##### DOCUMENT SEGMENT
Toward an Instant City

"History doesn't repeat itself," Mark Twain once quipped. "At best it sometimes rhymes."

Don't tell that to the owners of 1500 Gallery in New York. They've got other ideas. Their exhibit of photojournalism from the heady 1950s when the instant city of Brasilia rose up out of the South American desert draws distinct parallels between then and now.


"The message is tied to the 50th anniversary of Brasilia, which never fulfilled its destiny," said Andrew Klug, partner in the gallery dedicated solely to Brazilian fine art photography. "We have favorable cards in our hands now. There's an economic boom taking place. The World Cup is scheduled here for 2014, and the Olympic Games will be here in 2016."

The nation seems determined to disprove a cynical Charles de Gaulle who once wryly noted that "Brazil is a country of the future -- and always will be."

Back in the mid-1950s, Brazil's President Juscelino Kubitschek made the decision to move the capital from Rio de Janeiro to a constitutionally mandated site at the country's center. He called in a trio of Brazilian visionaries to make his new city a real symbol of a buoyant future. Lucio Costa would serve as urban planner, Oscar Niemeyer as primary architect and Roberto Burle Marx as landscape architect.

Costa would follow Le Corbusier's modernist and utopian Letter of Athens, with its ideal qualities for city planning:
• Well-ventilated residences near green spaces
• Separation of residences from workplaces, with industries excluded from the city proper
• Exclusive space for cultural activities, near residences
• Separation of circulation between vehicles and pedestrians

Costa's urban plan was shaped like an airplane. Niemeyer would use fantastic geometric forms for government and religious buildings. Burle Marx would introduce a modernist brand of landscape architecture, tropical and sweeping, to the city's parks and gardens. It was to be an architectural laboratory, a clean and well-lit place to take the International Style out for a test drive.

"I first heard about it in 1958," said American architect Richard Meier. "It was controversial because of its scales and location. There were concerns about it being too far away and hard to get to, with not enough to sustain it. But then, it was the bold new future -- there was that aspect too."

"I heard about it in 1959 at MIT graduate school," said British-born Brian Shawcroft. "Niemeyer was using concrete as a dynamic form, as a fluid, plastic material. He was able to build exciting structures using new techniques and knowledge. You could compare it to the height of the Gothic period in Europe when stone was being pushed to its limits."

It was built in 41 months while Brazil experienced an economic boom, a strong democratic government in place. The nation was open -- goods, ideas and people flowed easily into and out of its borders.

But the political winds soon shifted. In 1964 a military regime supported by the United States took over the government. "Shortly after that, the country went back to the Middle Ages," gallery owner Alex Bueno de Moraes said. "The country closed itself off economically and culturally. People left because of the political situation."
##########
##### DATASET ROWS
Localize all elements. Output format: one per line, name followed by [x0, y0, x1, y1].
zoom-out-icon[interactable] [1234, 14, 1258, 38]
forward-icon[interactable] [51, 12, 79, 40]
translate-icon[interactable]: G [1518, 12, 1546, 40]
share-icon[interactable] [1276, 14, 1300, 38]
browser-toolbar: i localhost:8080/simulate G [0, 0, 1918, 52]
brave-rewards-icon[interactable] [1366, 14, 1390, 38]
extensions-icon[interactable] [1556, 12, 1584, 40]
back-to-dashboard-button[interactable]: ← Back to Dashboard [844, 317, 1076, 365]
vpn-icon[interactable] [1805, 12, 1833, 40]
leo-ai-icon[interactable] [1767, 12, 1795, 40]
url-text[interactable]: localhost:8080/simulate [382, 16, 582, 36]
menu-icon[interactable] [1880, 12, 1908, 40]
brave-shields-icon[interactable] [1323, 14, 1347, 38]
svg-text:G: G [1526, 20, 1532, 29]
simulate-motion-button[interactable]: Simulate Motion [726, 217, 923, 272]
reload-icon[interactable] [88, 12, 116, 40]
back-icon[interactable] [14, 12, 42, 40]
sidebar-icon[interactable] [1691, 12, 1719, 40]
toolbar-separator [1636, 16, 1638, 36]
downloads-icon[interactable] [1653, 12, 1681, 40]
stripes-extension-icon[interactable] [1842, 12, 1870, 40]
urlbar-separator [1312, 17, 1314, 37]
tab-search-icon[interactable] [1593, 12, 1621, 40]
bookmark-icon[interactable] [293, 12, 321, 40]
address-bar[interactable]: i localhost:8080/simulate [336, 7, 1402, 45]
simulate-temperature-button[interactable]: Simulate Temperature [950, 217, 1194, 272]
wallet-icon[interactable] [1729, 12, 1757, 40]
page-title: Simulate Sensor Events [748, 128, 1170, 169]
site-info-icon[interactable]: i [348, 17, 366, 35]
##########
**TO DO**
a) In the text about Brasilia, who was the landscape architect for the new city?
b) List every ideal quality for city planning that the Brasilia text gives from Le Corbusier's Letter of Athens.

**SOLVED TASKS**
a) Roberto Burle Marx.

b)
- Well-ventilated residences near green spaces
- Separation of residences from workplaces, with industries excluded from the city proper
- Exclusive space for cultural activities, near residences
- Separation of circulation between vehicles and pedestrians